Look through the listing and locate every line containing the word "title"; copy those lines.
**** SOURCE MATERIAL ****
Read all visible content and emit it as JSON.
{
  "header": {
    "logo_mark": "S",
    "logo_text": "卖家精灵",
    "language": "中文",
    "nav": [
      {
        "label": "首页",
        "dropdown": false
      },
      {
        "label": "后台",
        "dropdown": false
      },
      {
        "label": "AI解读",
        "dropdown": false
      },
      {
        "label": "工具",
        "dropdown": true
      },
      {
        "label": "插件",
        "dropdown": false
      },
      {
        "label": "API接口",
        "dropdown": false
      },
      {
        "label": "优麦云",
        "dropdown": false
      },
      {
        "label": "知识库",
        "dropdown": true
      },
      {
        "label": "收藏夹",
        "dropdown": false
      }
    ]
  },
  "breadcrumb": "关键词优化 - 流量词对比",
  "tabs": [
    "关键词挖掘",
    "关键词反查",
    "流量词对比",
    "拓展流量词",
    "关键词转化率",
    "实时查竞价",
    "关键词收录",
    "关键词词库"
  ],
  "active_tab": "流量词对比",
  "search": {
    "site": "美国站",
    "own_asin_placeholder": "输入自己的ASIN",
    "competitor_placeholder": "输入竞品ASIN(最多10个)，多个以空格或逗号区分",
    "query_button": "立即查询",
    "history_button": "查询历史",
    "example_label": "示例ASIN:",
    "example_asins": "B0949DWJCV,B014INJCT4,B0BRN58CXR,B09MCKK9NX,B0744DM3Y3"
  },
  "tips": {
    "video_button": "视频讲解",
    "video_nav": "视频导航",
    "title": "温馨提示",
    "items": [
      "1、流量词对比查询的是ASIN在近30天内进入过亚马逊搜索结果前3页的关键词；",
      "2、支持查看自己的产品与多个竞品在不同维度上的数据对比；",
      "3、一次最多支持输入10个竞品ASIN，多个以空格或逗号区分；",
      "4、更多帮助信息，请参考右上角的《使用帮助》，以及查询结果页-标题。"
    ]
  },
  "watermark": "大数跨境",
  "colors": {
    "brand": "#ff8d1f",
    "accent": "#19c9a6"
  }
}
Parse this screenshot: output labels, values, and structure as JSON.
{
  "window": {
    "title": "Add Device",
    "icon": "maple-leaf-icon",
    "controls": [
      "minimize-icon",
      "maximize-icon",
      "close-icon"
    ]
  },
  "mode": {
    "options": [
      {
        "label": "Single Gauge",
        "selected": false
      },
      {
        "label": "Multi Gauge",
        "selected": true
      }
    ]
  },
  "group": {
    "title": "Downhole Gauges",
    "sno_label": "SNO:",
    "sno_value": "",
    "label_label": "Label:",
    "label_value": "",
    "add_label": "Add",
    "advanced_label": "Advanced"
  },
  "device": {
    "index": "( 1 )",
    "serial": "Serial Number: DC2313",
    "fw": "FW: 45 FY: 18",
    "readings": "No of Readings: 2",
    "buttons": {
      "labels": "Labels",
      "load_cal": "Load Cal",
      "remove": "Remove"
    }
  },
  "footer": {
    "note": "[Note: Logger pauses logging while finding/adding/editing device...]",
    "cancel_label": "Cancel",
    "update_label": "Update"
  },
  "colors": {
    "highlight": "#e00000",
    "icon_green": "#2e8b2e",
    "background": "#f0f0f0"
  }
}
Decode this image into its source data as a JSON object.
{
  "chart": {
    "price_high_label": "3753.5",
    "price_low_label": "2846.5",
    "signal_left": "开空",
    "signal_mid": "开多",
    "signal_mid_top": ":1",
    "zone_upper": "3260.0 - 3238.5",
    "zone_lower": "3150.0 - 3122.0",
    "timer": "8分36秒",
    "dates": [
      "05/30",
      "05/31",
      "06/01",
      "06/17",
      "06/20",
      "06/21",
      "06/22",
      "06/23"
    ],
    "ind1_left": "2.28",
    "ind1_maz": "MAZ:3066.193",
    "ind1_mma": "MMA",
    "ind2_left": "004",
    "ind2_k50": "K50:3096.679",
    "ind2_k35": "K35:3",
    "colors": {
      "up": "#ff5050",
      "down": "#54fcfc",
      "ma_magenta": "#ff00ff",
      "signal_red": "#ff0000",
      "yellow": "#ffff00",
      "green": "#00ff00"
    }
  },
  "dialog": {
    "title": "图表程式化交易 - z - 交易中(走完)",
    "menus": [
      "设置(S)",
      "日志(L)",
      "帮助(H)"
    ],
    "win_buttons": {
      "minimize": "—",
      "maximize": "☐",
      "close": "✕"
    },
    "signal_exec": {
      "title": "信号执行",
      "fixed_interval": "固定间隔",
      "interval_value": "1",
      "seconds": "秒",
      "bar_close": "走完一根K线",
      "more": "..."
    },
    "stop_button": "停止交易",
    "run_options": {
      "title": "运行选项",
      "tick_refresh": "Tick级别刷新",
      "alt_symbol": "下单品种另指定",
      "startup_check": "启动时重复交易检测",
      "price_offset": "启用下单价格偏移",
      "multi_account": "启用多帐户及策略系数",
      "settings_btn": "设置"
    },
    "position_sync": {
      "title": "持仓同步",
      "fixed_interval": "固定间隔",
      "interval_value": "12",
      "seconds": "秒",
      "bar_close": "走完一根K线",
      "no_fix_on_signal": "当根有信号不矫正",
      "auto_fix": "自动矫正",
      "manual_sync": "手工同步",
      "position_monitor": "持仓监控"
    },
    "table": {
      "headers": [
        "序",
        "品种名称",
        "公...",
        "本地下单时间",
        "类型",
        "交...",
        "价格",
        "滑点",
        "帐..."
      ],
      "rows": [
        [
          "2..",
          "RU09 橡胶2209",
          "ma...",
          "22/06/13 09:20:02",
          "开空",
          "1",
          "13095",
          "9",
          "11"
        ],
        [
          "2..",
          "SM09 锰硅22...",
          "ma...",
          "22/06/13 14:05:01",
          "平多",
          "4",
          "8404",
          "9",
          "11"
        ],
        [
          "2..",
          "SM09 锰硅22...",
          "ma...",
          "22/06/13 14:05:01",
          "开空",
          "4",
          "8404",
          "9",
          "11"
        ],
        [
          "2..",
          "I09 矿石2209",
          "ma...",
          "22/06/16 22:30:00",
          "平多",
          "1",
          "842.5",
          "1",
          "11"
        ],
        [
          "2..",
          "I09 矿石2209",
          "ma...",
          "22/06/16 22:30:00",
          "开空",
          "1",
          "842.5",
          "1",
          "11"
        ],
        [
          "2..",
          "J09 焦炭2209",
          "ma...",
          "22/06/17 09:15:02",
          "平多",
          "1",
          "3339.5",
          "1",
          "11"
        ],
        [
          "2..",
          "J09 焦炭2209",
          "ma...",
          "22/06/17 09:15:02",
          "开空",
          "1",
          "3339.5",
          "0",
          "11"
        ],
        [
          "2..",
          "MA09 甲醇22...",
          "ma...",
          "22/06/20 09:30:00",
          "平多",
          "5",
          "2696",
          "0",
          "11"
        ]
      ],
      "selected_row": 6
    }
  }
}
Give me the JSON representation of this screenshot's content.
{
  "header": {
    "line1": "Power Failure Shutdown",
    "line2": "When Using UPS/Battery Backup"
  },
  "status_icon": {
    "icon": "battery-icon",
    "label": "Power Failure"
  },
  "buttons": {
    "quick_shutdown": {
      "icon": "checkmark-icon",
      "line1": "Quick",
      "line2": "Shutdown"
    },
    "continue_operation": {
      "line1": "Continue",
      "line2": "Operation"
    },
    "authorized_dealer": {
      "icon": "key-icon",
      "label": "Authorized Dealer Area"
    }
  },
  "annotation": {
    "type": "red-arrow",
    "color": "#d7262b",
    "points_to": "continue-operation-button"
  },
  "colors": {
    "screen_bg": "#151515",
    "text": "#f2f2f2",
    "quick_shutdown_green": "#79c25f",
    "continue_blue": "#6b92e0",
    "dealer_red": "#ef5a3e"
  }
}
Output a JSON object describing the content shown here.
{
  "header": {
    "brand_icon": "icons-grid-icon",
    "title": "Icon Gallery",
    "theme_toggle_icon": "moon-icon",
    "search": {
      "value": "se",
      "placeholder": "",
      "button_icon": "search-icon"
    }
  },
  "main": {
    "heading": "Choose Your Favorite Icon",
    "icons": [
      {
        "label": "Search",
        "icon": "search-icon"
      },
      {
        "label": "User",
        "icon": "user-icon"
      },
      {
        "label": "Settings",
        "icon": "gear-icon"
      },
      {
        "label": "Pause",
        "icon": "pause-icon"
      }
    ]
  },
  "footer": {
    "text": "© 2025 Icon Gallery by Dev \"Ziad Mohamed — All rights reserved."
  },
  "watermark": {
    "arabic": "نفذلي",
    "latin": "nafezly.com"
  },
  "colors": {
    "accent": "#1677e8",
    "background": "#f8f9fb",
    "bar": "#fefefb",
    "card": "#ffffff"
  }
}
****
### ANSWER IN FULL
    "title": "温馨提示",
    "title": "Add Device",
    "title": "Downhole Gauges",
    "title": "图表程式化交易 - z - 交易中(走完)",
      "title": "信号执行",
      "title": "运行选项",
      "title": "持仓同步",
    "title": "Icon Gallery",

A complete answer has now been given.